Requirement ->
Omit the images, then output each of the records below exactly.

Stored data
════════════════════

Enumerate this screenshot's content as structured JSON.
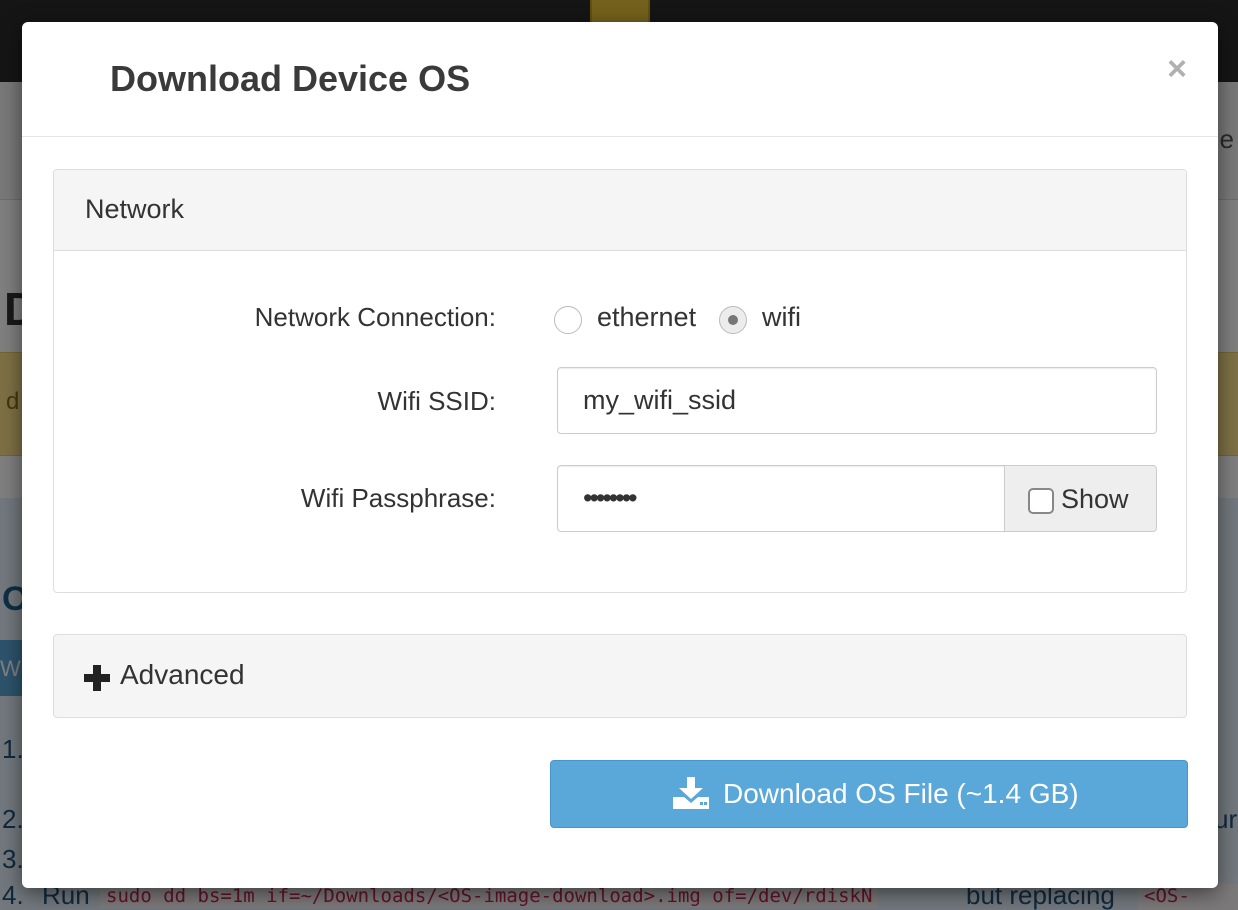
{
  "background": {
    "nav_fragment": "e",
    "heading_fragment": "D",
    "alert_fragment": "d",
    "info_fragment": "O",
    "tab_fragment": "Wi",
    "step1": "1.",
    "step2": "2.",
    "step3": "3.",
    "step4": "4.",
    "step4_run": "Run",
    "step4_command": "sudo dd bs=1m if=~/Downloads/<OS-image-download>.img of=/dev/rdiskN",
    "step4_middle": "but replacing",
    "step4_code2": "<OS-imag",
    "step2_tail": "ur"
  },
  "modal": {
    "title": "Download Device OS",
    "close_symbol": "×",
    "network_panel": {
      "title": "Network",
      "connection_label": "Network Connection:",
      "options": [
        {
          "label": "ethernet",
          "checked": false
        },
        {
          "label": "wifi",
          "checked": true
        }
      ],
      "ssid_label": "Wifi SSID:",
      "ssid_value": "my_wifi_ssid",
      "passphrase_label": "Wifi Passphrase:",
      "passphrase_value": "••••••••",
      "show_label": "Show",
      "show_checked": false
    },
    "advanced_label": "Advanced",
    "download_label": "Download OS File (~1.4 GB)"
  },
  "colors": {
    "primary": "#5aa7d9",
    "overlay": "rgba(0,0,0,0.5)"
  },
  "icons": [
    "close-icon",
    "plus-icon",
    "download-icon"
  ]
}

════════════════════

Exercise response ->
Enumerate this screenshot's content as structured JSON.
{
  "background": {
    "nav_fragment": "e",
    "heading_fragment": "D",
    "alert_fragment": "d",
    "info_fragment": "O",
    "tab_fragment": "Wi",
    "step1": "1.",
    "step2": "2.",
    "step3": "3.",
    "step4": "4.",
    "step4_run": "Run",
    "step4_command": "sudo dd bs=1m if=~/Downloads/<OS-image-download>.img of=/dev/rdiskN",
    "step4_middle": "but replacing",
    "step4_code2": "<OS-imag",
    "step2_tail": "ur"
  },
  "modal": {
    "title": "Download Device OS",
    "close_symbol": "×",
    "network_panel": {
      "title": "Network",
      "connection_label": "Network Connection:",
      "options": [
        {
          "label": "ethernet",
          "checked": false
        },
        {
          "label": "wifi",
          "checked": true
        }
      ],
      "ssid_label": "Wifi SSID:",
      "ssid_value": "my_wifi_ssid",
      "passphrase_label": "Wifi Passphrase:",
      "passphrase_value": "••••••••",
      "show_label": "Show",
      "show_checked": false
    },
    "advanced_label": "Advanced",
    "download_label": "Download OS File (~1.4 GB)"
  },
  "colors": {
    "primary": "#5aa7d9",
    "overlay": "rgba(0,0,0,0.5)"
  },
  "icons": [
    "close-icon",
    "plus-icon",
    "download-icon"
  ]
}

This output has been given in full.